> [WHAT YOU ARE ASKED TO DO]
Would you write out the entries below, every one of them, exactly?

Data entries
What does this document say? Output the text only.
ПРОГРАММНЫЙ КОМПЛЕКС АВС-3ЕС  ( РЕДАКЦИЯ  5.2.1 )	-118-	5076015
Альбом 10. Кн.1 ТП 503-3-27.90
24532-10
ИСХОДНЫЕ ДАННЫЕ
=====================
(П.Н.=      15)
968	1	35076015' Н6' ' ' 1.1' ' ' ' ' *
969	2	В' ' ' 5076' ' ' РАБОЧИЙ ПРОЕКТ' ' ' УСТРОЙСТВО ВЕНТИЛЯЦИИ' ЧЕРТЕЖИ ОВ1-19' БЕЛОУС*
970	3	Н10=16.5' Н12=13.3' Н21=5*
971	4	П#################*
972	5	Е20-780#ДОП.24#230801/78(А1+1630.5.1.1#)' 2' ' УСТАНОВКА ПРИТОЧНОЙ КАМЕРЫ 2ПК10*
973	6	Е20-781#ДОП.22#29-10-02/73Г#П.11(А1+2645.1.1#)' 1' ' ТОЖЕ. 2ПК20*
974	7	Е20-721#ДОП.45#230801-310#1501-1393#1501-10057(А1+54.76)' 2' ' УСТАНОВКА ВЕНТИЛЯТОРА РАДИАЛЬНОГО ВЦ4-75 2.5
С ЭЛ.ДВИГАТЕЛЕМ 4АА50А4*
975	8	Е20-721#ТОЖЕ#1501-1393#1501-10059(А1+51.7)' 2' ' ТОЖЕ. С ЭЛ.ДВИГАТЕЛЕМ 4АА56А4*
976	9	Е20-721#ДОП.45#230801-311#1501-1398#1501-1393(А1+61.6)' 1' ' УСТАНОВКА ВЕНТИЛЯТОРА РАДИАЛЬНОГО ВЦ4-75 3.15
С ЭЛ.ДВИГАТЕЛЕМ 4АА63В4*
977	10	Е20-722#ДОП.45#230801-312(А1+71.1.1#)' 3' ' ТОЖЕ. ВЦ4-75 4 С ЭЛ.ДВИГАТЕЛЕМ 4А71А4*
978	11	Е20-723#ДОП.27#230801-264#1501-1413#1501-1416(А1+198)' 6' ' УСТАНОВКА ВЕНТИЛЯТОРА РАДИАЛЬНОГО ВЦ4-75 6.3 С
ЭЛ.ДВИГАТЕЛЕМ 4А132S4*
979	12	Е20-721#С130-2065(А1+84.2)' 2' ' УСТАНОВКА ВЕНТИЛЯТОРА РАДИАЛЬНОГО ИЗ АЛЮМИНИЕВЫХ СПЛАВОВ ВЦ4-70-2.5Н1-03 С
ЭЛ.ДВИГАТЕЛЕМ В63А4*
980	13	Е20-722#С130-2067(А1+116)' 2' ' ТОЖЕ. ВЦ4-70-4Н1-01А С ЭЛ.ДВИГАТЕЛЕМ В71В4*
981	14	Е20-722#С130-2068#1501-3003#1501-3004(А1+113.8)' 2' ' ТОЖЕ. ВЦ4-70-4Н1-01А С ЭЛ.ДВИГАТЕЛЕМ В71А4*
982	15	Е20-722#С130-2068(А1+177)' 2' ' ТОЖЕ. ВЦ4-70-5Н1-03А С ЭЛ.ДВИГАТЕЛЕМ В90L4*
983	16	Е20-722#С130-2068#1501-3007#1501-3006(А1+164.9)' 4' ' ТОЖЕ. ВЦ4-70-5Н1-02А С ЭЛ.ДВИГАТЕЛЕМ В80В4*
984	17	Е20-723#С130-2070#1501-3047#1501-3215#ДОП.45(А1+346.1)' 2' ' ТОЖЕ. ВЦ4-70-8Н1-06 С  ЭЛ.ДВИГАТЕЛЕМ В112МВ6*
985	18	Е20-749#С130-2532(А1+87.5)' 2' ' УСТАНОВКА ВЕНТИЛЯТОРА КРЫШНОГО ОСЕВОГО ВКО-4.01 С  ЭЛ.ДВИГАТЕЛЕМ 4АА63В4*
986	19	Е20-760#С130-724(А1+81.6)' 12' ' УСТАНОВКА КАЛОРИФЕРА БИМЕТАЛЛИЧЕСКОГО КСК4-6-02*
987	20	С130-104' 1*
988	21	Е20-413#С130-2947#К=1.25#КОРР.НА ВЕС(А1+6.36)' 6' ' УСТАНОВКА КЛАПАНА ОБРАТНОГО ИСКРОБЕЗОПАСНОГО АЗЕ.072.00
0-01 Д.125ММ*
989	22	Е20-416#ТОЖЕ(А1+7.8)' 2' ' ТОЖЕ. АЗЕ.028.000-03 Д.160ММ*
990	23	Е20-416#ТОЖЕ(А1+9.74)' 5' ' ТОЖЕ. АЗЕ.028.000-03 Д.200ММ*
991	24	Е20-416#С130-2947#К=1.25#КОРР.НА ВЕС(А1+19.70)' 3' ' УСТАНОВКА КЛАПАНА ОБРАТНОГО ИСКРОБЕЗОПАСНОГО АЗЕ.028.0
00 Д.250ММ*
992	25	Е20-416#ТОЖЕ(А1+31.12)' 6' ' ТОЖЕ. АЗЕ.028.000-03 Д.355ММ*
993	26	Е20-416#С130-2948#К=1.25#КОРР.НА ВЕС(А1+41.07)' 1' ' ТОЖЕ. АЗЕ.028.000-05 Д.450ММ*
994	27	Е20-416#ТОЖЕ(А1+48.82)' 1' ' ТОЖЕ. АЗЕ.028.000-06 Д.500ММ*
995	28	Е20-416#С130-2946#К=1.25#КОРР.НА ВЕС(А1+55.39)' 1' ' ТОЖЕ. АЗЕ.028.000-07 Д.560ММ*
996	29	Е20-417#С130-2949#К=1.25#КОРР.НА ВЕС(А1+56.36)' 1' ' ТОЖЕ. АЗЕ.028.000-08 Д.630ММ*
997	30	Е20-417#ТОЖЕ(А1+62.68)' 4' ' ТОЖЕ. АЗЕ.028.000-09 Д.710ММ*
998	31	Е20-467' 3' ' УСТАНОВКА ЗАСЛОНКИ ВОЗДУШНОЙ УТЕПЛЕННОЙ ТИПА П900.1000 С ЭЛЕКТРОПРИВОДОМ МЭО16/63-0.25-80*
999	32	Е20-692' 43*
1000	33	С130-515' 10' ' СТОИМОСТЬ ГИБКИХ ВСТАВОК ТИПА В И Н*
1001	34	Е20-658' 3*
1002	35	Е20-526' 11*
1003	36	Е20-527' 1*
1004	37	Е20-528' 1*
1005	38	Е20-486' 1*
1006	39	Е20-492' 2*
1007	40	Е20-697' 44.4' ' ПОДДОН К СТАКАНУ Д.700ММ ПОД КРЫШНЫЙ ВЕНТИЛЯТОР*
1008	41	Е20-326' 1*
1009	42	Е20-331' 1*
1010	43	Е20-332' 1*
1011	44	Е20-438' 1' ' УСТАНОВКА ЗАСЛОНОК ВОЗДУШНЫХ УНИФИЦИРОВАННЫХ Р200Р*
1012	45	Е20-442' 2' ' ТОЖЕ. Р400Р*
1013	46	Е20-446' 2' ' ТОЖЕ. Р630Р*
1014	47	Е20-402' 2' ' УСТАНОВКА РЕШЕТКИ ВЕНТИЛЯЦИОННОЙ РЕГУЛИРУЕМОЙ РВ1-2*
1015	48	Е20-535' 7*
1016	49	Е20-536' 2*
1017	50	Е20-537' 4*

> [SOLVED PROBLEM]
What does this document say? Output the text only.
ПРОГРАММНЫЙ КОМПЛЕКС АВС-3ЕС  ( РЕДАКЦИЯ  5.2.1 )	-118-	5076015
Альбом 10. Кн.1 ТП 503-3-27.90
24532-10
ИСХОДНЫЕ ДАННЫЕ
=====================
(П.Н.=      15)
968	1	35076015' Н6' ' ' 1.1' ' ' ' ' *
969	2	В' ' ' 5076' ' ' РАБОЧИЙ ПРОЕКТ' ' ' УСТРОЙСТВО ВЕНТИЛЯЦИИ' ЧЕРТЕЖИ ОВ1-19' БЕЛОУС*
970	3	Н10=16.5' Н12=13.3' Н21=5*
971	4	П#################*
972	5	Е20-780#ДОП.24#230801/78(А1+1630.5.1.1#)' 2' ' УСТАНОВКА ПРИТОЧНОЙ КАМЕРЫ 2ПК10*
973	6	Е20-781#ДОП.22#29-10-02/73Г#П.11(А1+2645.1.1#)' 1' ' ТОЖЕ. 2ПК20*
974	7	Е20-721#ДОП.45#230801-310#1501-1393#1501-10057(А1+54.76)' 2' ' УСТАНОВКА ВЕНТИЛЯТОРА РАДИАЛЬНОГО ВЦ4-75 2.5
С ЭЛ.ДВИГАТЕЛЕМ 4АА50А4*
975	8	Е20-721#ТОЖЕ#1501-1393#1501-10059(А1+51.7)' 2' ' ТОЖЕ. С ЭЛ.ДВИГАТЕЛЕМ 4АА56А4*
976	9	Е20-721#ДОП.45#230801-311#1501-1398#1501-1393(А1+61.6)' 1' ' УСТАНОВКА ВЕНТИЛЯТОРА РАДИАЛЬНОГО ВЦ4-75 3.15
С ЭЛ.ДВИГАТЕЛЕМ 4АА63В4*
977	10	Е20-722#ДОП.45#230801-312(А1+71.1.1#)' 3' ' ТОЖЕ. ВЦ4-75 4 С ЭЛ.ДВИГАТЕЛЕМ 4А71А4*
978	11	Е20-723#ДОП.27#230801-264#1501-1413#1501-1416(А1+198)' 6' ' УСТАНОВКА ВЕНТИЛЯТОРА РАДИАЛЬНОГО ВЦ4-75 6.3 С
ЭЛ.ДВИГАТЕЛЕМ 4А132S4*
979	12	Е20-721#С130-2065(А1+84.2)' 2' ' УСТАНОВКА ВЕНТИЛЯТОРА РАДИАЛЬНОГО ИЗ АЛЮМИНИЕВЫХ СПЛАВОВ ВЦ4-70-2.5Н1-03 С
ЭЛ.ДВИГАТЕЛЕМ В63А4*
980	13	Е20-722#С130-2067(А1+116)' 2' ' ТОЖЕ. ВЦ4-70-4Н1-01А С ЭЛ.ДВИГАТЕЛЕМ В71В4*
981	14	Е20-722#С130-2068#1501-3003#1501-3004(А1+113.8)' 2' ' ТОЖЕ. ВЦ4-70-4Н1-01А С ЭЛ.ДВИГАТЕЛЕМ В71А4*
982	15	Е20-722#С130-2068(А1+177)' 2' ' ТОЖЕ. ВЦ4-70-5Н1-03А С ЭЛ.ДВИГАТЕЛЕМ В90L4*
983	16	Е20-722#С130-2068#1501-3007#1501-3006(А1+164.9)' 4' ' ТОЖЕ. ВЦ4-70-5Н1-02А С ЭЛ.ДВИГАТЕЛЕМ В80В4*
984	17	Е20-723#С130-2070#1501-3047#1501-3215#ДОП.45(А1+346.1)' 2' ' ТОЖЕ. ВЦ4-70-8Н1-06 С  ЭЛ.ДВИГАТЕЛЕМ В112МВ6*
985	18	Е20-749#С130-2532(А1+87.5)' 2' ' УСТАНОВКА ВЕНТИЛЯТОРА КРЫШНОГО ОСЕВОГО ВКО-4.01 С  ЭЛ.ДВИГАТЕЛЕМ 4АА63В4*
986	19	Е20-760#С130-724(А1+81.6)' 12' ' УСТАНОВКА КАЛОРИФЕРА БИМЕТАЛЛИЧЕСКОГО КСК4-6-02*
987	20	С130-104' 1*
988	21	Е20-413#С130-2947#К=1.25#КОРР.НА ВЕС(А1+6.36)' 6' ' УСТАНОВКА КЛАПАНА ОБРАТНОГО ИСКРОБЕЗОПАСНОГО АЗЕ.072.00
0-01 Д.125ММ*
989	22	Е20-416#ТОЖЕ(А1+7.8)' 2' ' ТОЖЕ. АЗЕ.028.000-03 Д.160ММ*
990	23	Е20-416#ТОЖЕ(А1+9.74)' 5' ' ТОЖЕ. АЗЕ.028.000-03 Д.200ММ*
991	24	Е20-416#С130-2947#К=1.25#КОРР.НА ВЕС(А1+19.70)' 3' ' УСТАНОВКА КЛАПАНА ОБРАТНОГО ИСКРОБЕЗОПАСНОГО АЗЕ.028.0
00 Д.250ММ*
992	25	Е20-416#ТОЖЕ(А1+31.12)' 6' ' ТОЖЕ. АЗЕ.028.000-03 Д.355ММ*
993	26	Е20-416#С130-2948#К=1.25#КОРР.НА ВЕС(А1+41.07)' 1' ' ТОЖЕ. АЗЕ.028.000-05 Д.450ММ*
994	27	Е20-416#ТОЖЕ(А1+48.82)' 1' ' ТОЖЕ. АЗЕ.028.000-06 Д.500ММ*
995	28	Е20-416#С130-2946#К=1.25#КОРР.НА ВЕС(А1+55.39)' 1' ' ТОЖЕ. АЗЕ.028.000-07 Д.560ММ*
996	29	Е20-417#С130-2949#К=1.25#КОРР.НА ВЕС(А1+56.36)' 1' ' ТОЖЕ. АЗЕ.028.000-08 Д.630ММ*
997	30	Е20-417#ТОЖЕ(А1+62.68)' 4' ' ТОЖЕ. АЗЕ.028.000-09 Д.710ММ*
998	31	Е20-467' 3' ' УСТАНОВКА ЗАСЛОНКИ ВОЗДУШНОЙ УТЕПЛЕННОЙ ТИПА П900.1000 С ЭЛЕКТРОПРИВОДОМ МЭО16/63-0.25-80*
999	32	Е20-692' 43*
1000	33	С130-515' 10' ' СТОИМОСТЬ ГИБКИХ ВСТАВОК ТИПА В И Н*
1001	34	Е20-658' 3*
1002	35	Е20-526' 11*
1003	36	Е20-527' 1*
1004	37	Е20-528' 1*
1005	38	Е20-486' 1*
1006	39	Е20-492' 2*
1007	40	Е20-697' 44.4' ' ПОДДОН К СТАКАНУ Д.700ММ ПОД КРЫШНЫЙ ВЕНТИЛЯТОР*
1008	41	Е20-326' 1*
1009	42	Е20-331' 1*
1010	43	Е20-332' 1*
1011	44	Е20-438' 1' ' УСТАНОВКА ЗАСЛОНОК ВОЗДУШНЫХ УНИФИЦИРОВАННЫХ Р200Р*
1012	45	Е20-442' 2' ' ТОЖЕ. Р400Р*
1013	46	Е20-446' 2' ' ТОЖЕ. Р630Р*
1014	47	Е20-402' 2' ' УСТАНОВКА РЕШЕТКИ ВЕНТИЛЯЦИОННОЙ РЕГУЛИРУЕМОЙ РВ1-2*
1015	48	Е20-535' 7*
1016	49	Е20-536' 2*
1017	50	Е20-537' 4*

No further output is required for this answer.